[Start Data section]
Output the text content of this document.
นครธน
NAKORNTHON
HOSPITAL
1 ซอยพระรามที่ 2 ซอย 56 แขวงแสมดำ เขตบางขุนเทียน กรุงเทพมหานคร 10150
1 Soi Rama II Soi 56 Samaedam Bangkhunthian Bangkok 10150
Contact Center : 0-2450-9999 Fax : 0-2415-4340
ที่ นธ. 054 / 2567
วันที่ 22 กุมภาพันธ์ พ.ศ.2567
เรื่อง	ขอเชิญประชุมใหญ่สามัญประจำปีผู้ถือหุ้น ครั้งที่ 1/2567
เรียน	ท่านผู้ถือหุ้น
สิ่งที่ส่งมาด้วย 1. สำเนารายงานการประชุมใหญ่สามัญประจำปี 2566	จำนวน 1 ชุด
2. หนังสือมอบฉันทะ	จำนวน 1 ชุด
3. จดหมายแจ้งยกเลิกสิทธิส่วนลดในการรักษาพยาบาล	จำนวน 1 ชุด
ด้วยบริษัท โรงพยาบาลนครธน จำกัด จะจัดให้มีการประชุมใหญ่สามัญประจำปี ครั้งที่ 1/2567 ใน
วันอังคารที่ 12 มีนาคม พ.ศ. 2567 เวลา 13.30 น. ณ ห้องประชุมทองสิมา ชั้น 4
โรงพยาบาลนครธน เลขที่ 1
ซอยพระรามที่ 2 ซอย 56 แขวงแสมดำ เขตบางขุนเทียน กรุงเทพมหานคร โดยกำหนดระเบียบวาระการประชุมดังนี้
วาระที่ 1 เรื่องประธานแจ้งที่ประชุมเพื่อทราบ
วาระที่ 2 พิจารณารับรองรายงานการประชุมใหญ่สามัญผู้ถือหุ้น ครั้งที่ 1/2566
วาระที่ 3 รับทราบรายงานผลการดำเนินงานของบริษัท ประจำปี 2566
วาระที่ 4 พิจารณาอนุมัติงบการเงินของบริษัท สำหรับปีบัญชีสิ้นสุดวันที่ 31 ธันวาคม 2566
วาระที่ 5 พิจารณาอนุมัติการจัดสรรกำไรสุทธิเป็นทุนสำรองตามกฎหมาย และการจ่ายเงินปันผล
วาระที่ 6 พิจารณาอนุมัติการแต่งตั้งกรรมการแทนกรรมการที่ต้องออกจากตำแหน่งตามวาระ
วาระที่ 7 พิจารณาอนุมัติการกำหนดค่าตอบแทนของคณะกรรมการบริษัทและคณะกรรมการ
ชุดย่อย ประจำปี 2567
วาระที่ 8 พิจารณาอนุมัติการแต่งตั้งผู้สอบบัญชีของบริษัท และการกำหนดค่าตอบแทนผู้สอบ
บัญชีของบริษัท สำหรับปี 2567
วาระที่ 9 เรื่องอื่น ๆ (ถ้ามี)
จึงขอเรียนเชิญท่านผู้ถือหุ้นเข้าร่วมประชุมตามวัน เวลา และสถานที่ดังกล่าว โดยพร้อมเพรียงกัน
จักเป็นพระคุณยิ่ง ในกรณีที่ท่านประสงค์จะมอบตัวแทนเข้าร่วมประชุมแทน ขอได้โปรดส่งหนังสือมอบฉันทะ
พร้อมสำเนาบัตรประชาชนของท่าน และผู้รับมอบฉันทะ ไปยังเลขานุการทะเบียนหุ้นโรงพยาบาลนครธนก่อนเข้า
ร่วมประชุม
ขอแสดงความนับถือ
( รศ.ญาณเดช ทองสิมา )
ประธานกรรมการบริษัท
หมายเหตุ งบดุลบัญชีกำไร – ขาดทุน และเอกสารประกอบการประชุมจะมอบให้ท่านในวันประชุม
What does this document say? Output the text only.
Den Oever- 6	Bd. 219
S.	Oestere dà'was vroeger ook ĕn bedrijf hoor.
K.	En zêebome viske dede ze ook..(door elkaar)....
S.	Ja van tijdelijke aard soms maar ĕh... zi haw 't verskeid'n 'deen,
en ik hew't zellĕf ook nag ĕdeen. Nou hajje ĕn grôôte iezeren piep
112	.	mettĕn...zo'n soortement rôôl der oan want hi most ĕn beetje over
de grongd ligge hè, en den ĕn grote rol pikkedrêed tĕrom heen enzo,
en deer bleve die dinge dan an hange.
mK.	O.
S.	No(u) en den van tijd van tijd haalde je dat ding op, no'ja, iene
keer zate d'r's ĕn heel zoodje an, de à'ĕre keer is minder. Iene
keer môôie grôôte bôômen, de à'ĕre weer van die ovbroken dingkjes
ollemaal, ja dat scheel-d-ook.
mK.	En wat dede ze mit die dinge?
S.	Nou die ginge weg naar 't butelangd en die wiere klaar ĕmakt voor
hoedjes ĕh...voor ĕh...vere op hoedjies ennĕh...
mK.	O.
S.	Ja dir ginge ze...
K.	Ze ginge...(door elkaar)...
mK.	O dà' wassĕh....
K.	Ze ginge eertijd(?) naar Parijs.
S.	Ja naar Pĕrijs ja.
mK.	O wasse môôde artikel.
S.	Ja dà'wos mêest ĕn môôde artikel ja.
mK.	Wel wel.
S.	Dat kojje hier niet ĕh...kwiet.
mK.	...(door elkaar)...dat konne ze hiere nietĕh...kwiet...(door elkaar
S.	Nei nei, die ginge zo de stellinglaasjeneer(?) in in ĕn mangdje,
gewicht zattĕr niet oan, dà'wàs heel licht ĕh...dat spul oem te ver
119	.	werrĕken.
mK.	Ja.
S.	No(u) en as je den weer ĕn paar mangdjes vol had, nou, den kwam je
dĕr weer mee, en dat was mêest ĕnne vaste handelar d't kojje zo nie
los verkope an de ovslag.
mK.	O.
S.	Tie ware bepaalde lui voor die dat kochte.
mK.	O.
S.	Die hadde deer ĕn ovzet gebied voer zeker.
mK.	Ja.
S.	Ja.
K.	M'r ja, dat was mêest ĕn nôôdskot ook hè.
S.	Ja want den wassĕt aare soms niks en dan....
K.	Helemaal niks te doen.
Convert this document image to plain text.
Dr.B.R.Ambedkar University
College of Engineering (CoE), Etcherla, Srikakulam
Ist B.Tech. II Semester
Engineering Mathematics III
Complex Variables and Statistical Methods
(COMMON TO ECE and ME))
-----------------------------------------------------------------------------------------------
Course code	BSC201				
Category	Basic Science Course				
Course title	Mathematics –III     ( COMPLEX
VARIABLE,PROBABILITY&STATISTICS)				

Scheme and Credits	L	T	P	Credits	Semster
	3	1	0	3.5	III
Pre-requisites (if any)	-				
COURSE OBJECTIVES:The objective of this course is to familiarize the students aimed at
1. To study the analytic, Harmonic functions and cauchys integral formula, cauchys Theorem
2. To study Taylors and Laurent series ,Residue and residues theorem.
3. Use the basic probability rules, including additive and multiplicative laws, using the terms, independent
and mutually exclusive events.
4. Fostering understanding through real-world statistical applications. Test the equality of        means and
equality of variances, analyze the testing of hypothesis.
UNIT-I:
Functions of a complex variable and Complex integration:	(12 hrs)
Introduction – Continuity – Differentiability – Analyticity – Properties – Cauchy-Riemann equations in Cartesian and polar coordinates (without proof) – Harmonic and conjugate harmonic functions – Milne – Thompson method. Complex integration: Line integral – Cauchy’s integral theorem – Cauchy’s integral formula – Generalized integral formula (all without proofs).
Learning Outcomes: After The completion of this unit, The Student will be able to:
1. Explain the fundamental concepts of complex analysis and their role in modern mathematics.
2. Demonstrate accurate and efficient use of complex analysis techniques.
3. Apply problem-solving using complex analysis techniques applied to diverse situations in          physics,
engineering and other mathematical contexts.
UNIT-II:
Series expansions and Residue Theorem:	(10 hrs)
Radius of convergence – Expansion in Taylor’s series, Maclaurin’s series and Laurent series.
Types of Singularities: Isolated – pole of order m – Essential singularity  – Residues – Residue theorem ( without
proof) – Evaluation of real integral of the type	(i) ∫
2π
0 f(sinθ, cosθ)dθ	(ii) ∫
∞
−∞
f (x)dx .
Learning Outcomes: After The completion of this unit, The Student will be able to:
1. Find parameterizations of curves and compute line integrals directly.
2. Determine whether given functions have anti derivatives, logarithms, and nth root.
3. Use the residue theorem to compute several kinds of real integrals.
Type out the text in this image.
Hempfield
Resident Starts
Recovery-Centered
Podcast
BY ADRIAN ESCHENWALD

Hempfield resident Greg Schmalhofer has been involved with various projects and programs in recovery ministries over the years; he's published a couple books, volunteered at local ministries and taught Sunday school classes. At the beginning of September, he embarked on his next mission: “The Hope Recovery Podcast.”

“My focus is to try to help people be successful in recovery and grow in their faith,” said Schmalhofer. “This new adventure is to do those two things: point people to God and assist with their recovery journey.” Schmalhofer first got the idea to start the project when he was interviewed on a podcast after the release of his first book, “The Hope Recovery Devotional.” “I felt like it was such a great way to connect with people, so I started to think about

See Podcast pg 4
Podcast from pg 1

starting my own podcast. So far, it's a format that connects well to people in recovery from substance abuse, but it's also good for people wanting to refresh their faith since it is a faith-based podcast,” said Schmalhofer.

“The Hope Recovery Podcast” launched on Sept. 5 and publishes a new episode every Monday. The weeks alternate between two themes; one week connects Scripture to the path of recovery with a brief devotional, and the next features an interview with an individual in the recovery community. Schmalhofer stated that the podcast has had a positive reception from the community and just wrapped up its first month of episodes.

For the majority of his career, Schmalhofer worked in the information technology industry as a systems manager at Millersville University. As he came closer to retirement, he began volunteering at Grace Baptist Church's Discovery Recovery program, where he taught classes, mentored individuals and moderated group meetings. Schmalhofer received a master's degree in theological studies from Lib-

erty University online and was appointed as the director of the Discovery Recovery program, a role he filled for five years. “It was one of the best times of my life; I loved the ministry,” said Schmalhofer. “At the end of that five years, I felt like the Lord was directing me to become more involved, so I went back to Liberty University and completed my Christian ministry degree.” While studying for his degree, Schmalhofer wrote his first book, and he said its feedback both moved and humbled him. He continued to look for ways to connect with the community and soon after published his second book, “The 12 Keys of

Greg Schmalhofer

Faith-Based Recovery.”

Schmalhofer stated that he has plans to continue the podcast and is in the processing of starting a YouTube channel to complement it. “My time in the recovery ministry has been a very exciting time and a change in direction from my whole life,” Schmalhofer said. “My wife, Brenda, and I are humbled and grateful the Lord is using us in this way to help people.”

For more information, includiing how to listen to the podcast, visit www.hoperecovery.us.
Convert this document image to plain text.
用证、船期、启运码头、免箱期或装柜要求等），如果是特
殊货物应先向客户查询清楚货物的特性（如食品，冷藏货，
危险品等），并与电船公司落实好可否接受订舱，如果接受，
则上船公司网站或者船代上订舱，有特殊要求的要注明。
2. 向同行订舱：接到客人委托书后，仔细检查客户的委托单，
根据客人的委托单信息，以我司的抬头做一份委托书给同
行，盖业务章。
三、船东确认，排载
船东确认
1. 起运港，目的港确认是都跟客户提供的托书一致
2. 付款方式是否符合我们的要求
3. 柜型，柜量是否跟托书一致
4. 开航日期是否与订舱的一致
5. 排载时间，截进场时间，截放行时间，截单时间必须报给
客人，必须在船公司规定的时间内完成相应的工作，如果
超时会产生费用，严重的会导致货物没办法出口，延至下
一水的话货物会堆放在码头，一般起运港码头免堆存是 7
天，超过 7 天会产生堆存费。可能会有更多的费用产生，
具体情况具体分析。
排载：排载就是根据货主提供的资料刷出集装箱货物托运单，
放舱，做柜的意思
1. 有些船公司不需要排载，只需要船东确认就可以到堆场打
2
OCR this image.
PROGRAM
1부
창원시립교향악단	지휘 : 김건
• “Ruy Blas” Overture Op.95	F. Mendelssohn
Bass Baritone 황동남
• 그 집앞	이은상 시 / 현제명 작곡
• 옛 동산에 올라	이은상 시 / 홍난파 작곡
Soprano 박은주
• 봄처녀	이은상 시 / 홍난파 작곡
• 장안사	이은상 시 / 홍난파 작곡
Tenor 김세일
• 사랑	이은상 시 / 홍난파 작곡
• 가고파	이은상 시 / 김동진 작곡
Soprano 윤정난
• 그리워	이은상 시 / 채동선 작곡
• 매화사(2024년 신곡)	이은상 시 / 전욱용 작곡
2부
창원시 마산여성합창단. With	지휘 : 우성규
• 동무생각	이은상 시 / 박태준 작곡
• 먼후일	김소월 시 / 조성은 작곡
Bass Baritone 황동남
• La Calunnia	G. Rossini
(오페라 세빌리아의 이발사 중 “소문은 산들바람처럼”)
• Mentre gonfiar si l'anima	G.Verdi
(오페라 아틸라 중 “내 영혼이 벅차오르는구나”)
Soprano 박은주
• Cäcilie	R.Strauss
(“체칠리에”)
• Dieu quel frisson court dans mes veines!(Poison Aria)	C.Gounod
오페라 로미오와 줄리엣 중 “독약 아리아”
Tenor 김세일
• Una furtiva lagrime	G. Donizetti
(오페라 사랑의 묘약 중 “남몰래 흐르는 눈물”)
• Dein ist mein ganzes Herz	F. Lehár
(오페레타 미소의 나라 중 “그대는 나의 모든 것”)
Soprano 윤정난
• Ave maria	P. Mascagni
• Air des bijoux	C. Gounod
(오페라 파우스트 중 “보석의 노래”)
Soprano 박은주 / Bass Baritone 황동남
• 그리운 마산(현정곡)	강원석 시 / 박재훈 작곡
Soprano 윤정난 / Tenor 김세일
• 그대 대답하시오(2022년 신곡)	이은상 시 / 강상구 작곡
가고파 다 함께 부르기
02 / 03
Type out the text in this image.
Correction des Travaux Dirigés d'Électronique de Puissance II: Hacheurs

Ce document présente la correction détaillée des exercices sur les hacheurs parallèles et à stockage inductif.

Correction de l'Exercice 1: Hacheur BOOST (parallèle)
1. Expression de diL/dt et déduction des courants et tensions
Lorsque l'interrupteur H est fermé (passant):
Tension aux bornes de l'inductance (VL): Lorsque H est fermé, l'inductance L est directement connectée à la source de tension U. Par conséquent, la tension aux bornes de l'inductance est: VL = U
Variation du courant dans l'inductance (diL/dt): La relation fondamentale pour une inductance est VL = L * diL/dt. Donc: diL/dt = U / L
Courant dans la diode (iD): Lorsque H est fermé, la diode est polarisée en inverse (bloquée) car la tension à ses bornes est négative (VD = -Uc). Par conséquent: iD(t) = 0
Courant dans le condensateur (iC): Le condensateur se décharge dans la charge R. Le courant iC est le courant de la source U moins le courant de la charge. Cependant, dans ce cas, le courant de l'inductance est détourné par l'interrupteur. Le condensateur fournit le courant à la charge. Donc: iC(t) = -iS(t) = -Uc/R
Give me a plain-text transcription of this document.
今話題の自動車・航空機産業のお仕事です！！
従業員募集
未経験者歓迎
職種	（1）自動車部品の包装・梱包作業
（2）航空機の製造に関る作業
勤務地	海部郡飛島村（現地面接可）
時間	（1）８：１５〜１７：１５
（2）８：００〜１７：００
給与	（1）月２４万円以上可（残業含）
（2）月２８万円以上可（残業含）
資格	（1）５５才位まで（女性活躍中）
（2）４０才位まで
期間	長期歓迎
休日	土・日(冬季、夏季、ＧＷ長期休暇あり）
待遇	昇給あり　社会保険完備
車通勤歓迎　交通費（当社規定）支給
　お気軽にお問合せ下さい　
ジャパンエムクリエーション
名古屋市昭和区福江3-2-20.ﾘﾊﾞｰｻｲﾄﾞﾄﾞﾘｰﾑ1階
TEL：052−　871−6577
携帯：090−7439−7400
[End Data section]
§ Requirement: Every line in the data that holds "stated" should be copied out.

§ Result of the exercise:
“The Hope Recovery Podcast” launched on Sept. 5 and publishes a new episode every Monday. The weeks alternate between two themes; one week connects Scripture to the path of recovery with a brief devotional, and the next features an interview with an individual in the recovery community. Schmalhofer stated that the podcast has had a positive reception from the community and just wrapped up its first month of episodes.
Schmalhofer stated that he has plans to continue the podcast and is in the processing of starting a YouTube channel to complement it. “My time in the recovery ministry has been a very exciting time and a change in direction from my whole life,” Schmalhofer said. “My wife, Brenda, and I are humbled and grateful the Lord is using us in this way to help people.”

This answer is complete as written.